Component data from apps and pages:

☆ ☆ ☆ ☆

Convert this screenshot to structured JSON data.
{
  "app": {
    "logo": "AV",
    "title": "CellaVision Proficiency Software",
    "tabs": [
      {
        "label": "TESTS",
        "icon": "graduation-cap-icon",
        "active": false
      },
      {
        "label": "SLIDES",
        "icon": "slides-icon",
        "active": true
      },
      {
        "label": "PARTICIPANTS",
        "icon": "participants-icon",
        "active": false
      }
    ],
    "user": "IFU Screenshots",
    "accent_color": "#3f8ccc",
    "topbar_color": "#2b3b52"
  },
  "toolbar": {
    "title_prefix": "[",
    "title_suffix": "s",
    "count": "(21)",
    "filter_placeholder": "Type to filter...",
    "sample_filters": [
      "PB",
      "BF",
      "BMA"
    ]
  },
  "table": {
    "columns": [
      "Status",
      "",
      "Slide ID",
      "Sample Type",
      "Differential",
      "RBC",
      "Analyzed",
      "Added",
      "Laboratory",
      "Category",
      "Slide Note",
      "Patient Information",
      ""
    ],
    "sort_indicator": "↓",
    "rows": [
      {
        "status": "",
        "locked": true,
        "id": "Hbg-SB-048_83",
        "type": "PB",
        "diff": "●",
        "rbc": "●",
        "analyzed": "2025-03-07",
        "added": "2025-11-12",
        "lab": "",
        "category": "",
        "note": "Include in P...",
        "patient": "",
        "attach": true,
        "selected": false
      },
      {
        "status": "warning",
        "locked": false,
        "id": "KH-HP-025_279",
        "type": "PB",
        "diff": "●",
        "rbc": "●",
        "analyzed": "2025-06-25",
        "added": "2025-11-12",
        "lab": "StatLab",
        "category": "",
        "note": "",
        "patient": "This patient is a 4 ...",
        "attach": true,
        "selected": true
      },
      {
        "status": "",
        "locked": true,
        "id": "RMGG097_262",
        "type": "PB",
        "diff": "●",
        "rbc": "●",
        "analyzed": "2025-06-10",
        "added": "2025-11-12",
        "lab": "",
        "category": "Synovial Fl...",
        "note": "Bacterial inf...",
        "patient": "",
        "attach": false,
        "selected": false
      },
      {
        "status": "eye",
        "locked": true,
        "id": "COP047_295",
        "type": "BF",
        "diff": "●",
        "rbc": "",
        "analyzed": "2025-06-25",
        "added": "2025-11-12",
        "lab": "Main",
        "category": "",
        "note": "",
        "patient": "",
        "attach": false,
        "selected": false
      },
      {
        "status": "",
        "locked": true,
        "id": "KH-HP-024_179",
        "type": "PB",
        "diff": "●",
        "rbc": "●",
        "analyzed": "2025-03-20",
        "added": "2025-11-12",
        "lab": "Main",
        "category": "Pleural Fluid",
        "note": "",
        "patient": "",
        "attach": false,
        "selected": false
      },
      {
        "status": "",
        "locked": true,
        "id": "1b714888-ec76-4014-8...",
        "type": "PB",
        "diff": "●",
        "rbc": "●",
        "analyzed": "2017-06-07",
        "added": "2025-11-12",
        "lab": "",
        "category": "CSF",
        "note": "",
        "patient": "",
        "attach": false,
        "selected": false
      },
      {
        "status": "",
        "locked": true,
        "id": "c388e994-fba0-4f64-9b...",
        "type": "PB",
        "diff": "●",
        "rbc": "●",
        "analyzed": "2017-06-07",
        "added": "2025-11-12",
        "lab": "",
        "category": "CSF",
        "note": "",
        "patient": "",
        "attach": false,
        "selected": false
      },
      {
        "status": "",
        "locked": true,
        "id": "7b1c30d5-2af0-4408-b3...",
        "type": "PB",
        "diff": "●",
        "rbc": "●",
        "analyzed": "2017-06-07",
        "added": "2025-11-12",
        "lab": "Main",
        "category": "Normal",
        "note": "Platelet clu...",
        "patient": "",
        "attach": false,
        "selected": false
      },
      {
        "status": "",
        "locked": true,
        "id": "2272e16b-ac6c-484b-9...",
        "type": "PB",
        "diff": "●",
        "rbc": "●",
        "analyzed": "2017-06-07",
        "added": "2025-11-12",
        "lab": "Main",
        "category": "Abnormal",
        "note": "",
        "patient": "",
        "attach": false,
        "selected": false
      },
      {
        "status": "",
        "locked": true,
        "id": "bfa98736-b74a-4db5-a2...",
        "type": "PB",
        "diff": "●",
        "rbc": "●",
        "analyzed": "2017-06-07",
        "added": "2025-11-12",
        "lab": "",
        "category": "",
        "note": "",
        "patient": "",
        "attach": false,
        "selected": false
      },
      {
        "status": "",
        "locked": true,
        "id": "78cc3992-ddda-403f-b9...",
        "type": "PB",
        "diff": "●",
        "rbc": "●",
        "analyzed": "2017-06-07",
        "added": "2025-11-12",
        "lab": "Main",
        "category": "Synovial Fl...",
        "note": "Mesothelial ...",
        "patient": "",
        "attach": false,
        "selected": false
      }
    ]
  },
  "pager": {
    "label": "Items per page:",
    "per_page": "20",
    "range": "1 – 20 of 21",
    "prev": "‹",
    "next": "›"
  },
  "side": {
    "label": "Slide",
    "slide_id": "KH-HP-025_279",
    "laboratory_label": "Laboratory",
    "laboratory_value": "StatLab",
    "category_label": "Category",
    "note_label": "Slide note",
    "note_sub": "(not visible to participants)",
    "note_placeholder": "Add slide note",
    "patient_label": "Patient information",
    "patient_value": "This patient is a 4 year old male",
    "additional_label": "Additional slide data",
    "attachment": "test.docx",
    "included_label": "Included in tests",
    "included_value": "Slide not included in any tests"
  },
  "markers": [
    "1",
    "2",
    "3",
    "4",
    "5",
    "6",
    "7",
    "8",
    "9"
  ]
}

☆ ☆ ☆ ☆

**Exercise brief**
The records above need to be duplicated. Keep every word unchanged.

**Written solution**
Convert this screenshot to structured JSON data.
{
  "app": {
    "logo": "AV",
    "title": "CellaVision Proficiency Software",
    "tabs": [
      {
        "label": "TESTS",
        "icon": "graduation-cap-icon",
        "active": false
      },
      {
        "label": "SLIDES",
        "icon": "slides-icon",
        "active": true
      },
      {
        "label": "PARTICIPANTS",
        "icon": "participants-icon",
        "active": false
      }
    ],
    "user": "IFU Screenshots",
    "accent_color": "#3f8ccc",
    "topbar_color": "#2b3b52"
  },
  "toolbar": {
    "title_prefix": "[",
    "title_suffix": "s",
    "count": "(21)",
    "filter_placeholder": "Type to filter...",
    "sample_filters": [
      "PB",
      "BF",
      "BMA"
    ]
  },
  "table": {
    "columns": [
      "Status",
      "",
      "Slide ID",
      "Sample Type",
      "Differential",
      "RBC",
      "Analyzed",
      "Added",
      "Laboratory",
      "Category",
      "Slide Note",
      "Patient Information",
      ""
    ],
    "sort_indicator": "↓",
    "rows": [
      {
        "status": "",
        "locked": true,
        "id": "Hbg-SB-048_83",
        "type": "PB",
        "diff": "●",
        "rbc": "●",
        "analyzed": "2025-03-07",
        "added": "2025-11-12",
        "lab": "",
        "category": "",
        "note": "Include in P...",
        "patient": "",
        "attach": true,
        "selected": false
      },
      {
        "status": "warning",
        "locked": false,
        "id": "KH-HP-025_279",
        "type": "PB",
        "diff": "●",
        "rbc": "●",
        "analyzed": "2025-06-25",
        "added": "2025-11-12",
        "lab": "StatLab",
        "category": "",
        "note": "",
        "patient": "This patient is a 4 ...",
        "attach": true,
        "selected": true
      },
      {
        "status": "",
        "locked": true,
        "id": "RMGG097_262",
        "type": "PB",
        "diff": "●",
        "rbc": "●",
        "analyzed": "2025-06-10",
        "added": "2025-11-12",
        "lab": "",
        "category": "Synovial Fl...",
        "note": "Bacterial inf...",
        "patient": "",
        "attach": false,
        "selected": false
      },
      {
        "status": "eye",
        "locked": true,
        "id": "COP047_295",
        "type": "BF",
        "diff": "●",
        "rbc": "",
        "analyzed": "2025-06-25",
        "added": "2025-11-12",
        "lab": "Main",
        "category": "",
        "note": "",
        "patient": "",
        "attach": false,
        "selected": false
      },
      {
        "status": "",
        "locked": true,
        "id": "KH-HP-024_179",
        "type": "PB",
        "diff": "●",
        "rbc": "●",
        "analyzed": "2025-03-20",
        "added": "2025-11-12",
        "lab": "Main",
        "category": "Pleural Fluid",
        "note": "",
        "patient": "",
        "attach": false,
        "selected": false
      },
      {
        "status": "",
        "locked": true,
        "id": "1b714888-ec76-4014-8...",
        "type": "PB",
        "diff": "●",
        "rbc": "●",
        "analyzed": "2017-06-07",
        "added": "2025-11-12",
        "lab": "",
        "category": "CSF",
        "note": "",
        "patient": "",
        "attach": false,
        "selected": false
      },
      {
        "status": "",
        "locked": true,
        "id": "c388e994-fba0-4f64-9b...",
        "type": "PB",
        "diff": "●",
        "rbc": "●",
        "analyzed": "2017-06-07",
        "added": "2025-11-12",
        "lab": "",
        "category": "CSF",
        "note": "",
        "patient": "",
        "attach": false,
        "selected": false
      },
      {
        "status": "",
        "locked": true,
        "id": "7b1c30d5-2af0-4408-b3...",
        "type": "PB",
        "diff": "●",
        "rbc": "●",
        "analyzed": "2017-06-07",
        "added": "2025-11-12",
        "lab": "Main",
        "category": "Normal",
        "note": "Platelet clu...",
        "patient": "",
        "attach": false,
        "selected": false
      },
      {
        "status": "",
        "locked": true,
        "id": "2272e16b-ac6c-484b-9...",
        "type": "PB",
        "diff": "●",
        "rbc": "●",
        "analyzed": "2017-06-07",
        "added": "2025-11-12",
        "lab": "Main",
        "category": "Abnormal",
        "note": "",
        "patient": "",
        "attach": false,
        "selected": false
      },
      {
        "status": "",
        "locked": true,
        "id": "bfa98736-b74a-4db5-a2...",
        "type": "PB",
        "diff": "●",
        "rbc": "●",
        "analyzed": "2017-06-07",
        "added": "2025-11-12",
        "lab": "",
        "category": "",
        "note": "",
        "patient": "",
        "attach": false,
        "selected": false
      },
      {
        "status": "",
        "locked": true,
        "id": "78cc3992-ddda-403f-b9...",
        "type": "PB",
        "diff": "●",
        "rbc": "●",
        "analyzed": "2017-06-07",
        "added": "2025-11-12",
        "lab": "Main",
        "category": "Synovial Fl...",
        "note": "Mesothelial ...",
        "patient": "",
        "attach": false,
        "selected": false
      }
    ]
  },
  "pager": {
    "label": "Items per page:",
    "per_page": "20",
    "range": "1 – 20 of 21",
    "prev": "‹",
    "next": "›"
  },
  "side": {
    "label": "Slide",
    "slide_id": "KH-HP-025_279",
    "laboratory_label": "Laboratory",
    "laboratory_value": "StatLab",
    "category_label": "Category",
    "note_label": "Slide note",
    "note_sub": "(not visible to participants)",
    "note_placeholder": "Add slide note",
    "patient_label": "Patient information",
    "patient_value": "This patient is a 4 year old male",
    "additional_label": "Additional slide data",
    "attachment": "test.docx",
    "included_label": "Included in tests",
    "included_value": "Slide not included in any tests"
  },
  "markers": [
    "1",
    "2",
    "3",
    "4",
    "5",
    "6",
    "7",
    "8",
    "9"
  ]
}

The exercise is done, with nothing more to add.